[STATED GOAL] Select all lines with the string "name" in them, and copy those lines.

[Collected data]
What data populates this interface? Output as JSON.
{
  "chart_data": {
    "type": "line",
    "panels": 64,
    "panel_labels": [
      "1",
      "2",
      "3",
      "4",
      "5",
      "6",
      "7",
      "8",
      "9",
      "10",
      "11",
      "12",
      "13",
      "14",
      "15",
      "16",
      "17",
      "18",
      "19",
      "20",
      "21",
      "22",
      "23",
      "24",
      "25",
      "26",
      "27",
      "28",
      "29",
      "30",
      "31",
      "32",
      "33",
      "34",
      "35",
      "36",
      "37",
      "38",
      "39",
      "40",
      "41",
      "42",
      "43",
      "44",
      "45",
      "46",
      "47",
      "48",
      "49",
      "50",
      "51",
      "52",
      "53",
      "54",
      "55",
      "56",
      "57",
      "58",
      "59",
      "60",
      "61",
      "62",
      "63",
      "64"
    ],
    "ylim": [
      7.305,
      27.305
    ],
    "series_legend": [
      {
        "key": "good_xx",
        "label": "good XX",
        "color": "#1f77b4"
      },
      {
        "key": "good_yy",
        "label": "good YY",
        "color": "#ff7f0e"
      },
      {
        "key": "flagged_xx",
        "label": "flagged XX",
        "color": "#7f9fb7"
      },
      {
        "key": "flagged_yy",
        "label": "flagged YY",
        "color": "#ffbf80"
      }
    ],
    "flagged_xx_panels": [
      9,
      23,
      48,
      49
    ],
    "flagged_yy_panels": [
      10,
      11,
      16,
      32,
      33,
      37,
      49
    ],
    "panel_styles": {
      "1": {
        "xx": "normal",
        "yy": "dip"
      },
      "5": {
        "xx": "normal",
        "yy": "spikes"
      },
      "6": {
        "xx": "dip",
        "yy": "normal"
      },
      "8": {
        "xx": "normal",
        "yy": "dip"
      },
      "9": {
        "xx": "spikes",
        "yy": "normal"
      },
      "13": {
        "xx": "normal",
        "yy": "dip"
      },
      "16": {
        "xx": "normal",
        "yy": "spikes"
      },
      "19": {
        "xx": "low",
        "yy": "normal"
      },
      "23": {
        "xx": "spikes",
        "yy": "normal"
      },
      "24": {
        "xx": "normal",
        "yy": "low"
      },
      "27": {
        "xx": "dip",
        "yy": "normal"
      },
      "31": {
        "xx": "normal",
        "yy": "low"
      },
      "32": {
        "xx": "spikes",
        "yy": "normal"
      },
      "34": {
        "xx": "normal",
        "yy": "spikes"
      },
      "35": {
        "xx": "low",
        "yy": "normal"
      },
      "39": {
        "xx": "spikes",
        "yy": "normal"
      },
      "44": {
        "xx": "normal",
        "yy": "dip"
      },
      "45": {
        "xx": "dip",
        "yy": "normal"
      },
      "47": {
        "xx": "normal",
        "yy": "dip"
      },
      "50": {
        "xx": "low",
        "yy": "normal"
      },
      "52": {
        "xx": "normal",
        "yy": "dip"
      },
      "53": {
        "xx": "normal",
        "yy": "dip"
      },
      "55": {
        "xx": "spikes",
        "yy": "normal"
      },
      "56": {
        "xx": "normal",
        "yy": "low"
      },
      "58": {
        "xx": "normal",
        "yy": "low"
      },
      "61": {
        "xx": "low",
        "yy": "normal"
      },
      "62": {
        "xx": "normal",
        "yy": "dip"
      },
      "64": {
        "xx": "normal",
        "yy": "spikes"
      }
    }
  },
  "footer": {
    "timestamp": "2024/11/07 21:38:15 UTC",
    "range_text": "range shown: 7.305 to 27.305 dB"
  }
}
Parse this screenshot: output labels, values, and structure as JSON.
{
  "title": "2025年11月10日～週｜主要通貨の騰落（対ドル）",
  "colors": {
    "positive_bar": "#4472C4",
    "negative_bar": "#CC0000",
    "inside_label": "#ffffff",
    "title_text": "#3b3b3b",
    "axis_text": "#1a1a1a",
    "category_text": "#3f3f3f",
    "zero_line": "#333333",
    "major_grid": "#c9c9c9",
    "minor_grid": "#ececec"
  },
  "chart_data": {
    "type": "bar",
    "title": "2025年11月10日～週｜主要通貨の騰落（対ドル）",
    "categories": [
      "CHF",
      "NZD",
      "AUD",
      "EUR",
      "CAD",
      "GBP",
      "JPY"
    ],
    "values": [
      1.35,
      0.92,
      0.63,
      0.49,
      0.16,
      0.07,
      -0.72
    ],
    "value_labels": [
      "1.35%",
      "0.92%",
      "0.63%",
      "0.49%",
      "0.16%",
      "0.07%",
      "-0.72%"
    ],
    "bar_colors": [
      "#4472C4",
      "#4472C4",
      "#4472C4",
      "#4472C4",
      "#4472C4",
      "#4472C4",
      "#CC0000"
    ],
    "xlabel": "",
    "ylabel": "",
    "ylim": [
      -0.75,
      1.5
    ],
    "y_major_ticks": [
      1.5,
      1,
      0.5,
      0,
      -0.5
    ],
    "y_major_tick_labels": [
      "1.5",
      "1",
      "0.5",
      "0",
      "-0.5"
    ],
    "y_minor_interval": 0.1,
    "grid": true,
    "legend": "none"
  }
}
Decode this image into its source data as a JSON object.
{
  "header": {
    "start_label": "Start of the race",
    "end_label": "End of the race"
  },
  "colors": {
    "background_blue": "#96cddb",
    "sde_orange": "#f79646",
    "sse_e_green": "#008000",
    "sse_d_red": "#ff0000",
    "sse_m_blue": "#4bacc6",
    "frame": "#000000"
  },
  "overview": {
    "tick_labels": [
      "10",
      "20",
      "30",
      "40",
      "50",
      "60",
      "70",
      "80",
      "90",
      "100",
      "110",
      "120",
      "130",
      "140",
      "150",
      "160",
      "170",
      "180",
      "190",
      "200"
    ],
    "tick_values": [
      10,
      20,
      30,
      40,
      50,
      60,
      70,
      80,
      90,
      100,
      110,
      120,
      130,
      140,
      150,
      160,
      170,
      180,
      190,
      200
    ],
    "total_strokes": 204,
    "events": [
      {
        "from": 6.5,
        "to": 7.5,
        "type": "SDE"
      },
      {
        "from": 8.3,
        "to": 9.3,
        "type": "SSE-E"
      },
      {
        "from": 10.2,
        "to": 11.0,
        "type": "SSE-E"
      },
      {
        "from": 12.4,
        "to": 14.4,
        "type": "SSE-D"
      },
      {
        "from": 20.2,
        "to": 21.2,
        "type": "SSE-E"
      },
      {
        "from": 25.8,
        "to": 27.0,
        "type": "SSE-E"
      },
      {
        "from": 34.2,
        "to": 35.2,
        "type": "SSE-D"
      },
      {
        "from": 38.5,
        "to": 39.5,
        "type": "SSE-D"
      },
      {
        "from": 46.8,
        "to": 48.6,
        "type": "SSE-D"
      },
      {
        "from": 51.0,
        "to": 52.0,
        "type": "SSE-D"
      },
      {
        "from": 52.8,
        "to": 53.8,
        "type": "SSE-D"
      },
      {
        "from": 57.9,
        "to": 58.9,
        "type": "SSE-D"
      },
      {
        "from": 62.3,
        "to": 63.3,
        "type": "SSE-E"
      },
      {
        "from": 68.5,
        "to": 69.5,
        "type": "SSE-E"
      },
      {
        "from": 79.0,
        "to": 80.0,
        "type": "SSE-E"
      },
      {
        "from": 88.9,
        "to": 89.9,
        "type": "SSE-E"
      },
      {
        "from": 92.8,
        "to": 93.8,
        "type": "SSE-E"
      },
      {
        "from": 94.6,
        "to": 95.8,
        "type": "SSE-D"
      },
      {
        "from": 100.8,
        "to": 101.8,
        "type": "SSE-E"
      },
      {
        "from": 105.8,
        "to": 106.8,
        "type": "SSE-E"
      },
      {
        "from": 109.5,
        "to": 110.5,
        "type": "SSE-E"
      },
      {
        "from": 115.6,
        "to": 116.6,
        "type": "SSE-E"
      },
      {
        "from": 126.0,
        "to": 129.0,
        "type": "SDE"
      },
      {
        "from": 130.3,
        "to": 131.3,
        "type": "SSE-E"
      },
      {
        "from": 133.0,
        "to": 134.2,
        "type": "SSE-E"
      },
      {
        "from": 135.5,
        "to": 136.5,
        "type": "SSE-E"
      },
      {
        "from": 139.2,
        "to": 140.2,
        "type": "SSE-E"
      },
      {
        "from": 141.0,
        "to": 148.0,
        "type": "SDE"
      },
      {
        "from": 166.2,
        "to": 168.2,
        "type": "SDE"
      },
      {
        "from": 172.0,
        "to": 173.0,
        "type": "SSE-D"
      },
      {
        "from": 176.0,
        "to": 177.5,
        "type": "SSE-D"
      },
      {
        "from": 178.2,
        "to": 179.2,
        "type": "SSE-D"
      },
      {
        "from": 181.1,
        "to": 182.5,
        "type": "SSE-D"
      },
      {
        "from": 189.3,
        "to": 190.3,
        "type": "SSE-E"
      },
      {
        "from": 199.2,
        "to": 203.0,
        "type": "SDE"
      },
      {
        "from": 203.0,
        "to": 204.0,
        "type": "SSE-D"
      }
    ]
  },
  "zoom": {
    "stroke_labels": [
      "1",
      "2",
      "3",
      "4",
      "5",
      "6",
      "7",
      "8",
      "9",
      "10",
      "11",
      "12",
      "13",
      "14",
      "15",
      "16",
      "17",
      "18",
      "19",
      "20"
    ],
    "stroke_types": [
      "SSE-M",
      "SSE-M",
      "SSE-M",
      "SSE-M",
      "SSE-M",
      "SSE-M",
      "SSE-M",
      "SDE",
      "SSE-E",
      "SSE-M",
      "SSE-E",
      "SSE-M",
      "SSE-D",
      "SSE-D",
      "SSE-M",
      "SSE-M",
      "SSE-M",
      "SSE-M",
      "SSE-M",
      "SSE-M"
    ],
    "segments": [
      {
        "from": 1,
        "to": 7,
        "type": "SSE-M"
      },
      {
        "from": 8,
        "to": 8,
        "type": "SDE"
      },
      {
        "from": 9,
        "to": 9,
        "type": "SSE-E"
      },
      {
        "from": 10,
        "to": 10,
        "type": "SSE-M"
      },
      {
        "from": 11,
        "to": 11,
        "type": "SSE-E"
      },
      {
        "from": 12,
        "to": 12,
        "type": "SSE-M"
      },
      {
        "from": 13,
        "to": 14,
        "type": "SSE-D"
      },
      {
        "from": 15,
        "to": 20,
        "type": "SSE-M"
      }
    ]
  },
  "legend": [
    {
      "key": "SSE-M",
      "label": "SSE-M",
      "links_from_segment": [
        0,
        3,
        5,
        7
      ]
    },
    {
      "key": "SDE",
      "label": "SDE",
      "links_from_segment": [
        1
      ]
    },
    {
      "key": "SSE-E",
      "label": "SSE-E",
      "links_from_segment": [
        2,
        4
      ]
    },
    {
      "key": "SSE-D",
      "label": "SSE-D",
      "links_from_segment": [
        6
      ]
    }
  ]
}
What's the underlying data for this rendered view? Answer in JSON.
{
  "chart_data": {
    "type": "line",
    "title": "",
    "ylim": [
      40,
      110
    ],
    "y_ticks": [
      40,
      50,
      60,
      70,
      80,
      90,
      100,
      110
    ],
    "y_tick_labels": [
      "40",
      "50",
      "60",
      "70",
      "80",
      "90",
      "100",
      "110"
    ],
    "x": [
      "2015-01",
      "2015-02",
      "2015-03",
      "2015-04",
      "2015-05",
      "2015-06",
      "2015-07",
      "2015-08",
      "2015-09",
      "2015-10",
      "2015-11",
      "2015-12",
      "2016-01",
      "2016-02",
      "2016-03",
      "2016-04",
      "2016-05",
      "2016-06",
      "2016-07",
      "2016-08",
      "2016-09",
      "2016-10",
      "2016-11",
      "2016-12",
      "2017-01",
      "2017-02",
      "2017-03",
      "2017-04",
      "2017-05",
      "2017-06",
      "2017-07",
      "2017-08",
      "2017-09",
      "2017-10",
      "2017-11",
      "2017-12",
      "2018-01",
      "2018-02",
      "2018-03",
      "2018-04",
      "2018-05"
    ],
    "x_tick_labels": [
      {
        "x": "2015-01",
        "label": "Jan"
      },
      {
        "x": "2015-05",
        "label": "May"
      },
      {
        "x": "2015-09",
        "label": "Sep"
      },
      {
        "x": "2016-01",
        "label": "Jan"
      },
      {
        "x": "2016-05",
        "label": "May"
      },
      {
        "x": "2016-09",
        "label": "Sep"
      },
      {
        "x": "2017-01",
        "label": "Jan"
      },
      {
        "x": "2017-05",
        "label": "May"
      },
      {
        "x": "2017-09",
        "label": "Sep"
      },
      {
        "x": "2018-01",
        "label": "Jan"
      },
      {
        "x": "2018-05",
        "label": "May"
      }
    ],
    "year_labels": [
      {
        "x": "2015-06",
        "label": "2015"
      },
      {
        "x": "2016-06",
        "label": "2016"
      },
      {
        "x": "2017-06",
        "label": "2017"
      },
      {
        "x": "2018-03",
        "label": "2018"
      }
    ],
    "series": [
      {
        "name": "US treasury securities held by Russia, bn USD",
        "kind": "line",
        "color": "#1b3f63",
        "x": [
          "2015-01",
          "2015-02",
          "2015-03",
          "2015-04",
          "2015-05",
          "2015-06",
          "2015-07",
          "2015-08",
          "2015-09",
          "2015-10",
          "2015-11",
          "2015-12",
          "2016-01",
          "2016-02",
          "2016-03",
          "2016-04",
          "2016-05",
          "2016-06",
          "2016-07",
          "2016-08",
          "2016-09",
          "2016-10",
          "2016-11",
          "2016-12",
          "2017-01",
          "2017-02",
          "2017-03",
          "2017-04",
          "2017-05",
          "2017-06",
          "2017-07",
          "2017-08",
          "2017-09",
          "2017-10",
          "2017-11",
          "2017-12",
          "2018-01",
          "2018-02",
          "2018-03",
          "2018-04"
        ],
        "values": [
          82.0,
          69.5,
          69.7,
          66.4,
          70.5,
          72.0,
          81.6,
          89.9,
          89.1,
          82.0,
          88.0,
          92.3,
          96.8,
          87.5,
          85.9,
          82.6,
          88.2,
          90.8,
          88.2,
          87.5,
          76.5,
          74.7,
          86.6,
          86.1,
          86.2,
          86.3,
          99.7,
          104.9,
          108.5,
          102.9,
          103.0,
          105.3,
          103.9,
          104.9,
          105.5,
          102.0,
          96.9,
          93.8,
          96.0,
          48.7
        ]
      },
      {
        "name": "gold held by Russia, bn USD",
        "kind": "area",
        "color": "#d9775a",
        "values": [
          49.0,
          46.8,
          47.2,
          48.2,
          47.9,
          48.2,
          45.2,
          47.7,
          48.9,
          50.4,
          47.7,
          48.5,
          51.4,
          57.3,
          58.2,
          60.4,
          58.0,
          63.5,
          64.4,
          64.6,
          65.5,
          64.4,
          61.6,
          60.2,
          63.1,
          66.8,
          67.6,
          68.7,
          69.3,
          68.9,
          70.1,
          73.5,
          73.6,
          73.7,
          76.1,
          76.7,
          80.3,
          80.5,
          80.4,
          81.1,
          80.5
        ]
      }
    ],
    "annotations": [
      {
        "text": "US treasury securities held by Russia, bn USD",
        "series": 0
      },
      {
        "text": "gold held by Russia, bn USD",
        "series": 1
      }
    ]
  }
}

[RIGHT ANSWER]
        "name": "US treasury securities held by Russia, bn USD",
        "name": "gold held by Russia, bn USD",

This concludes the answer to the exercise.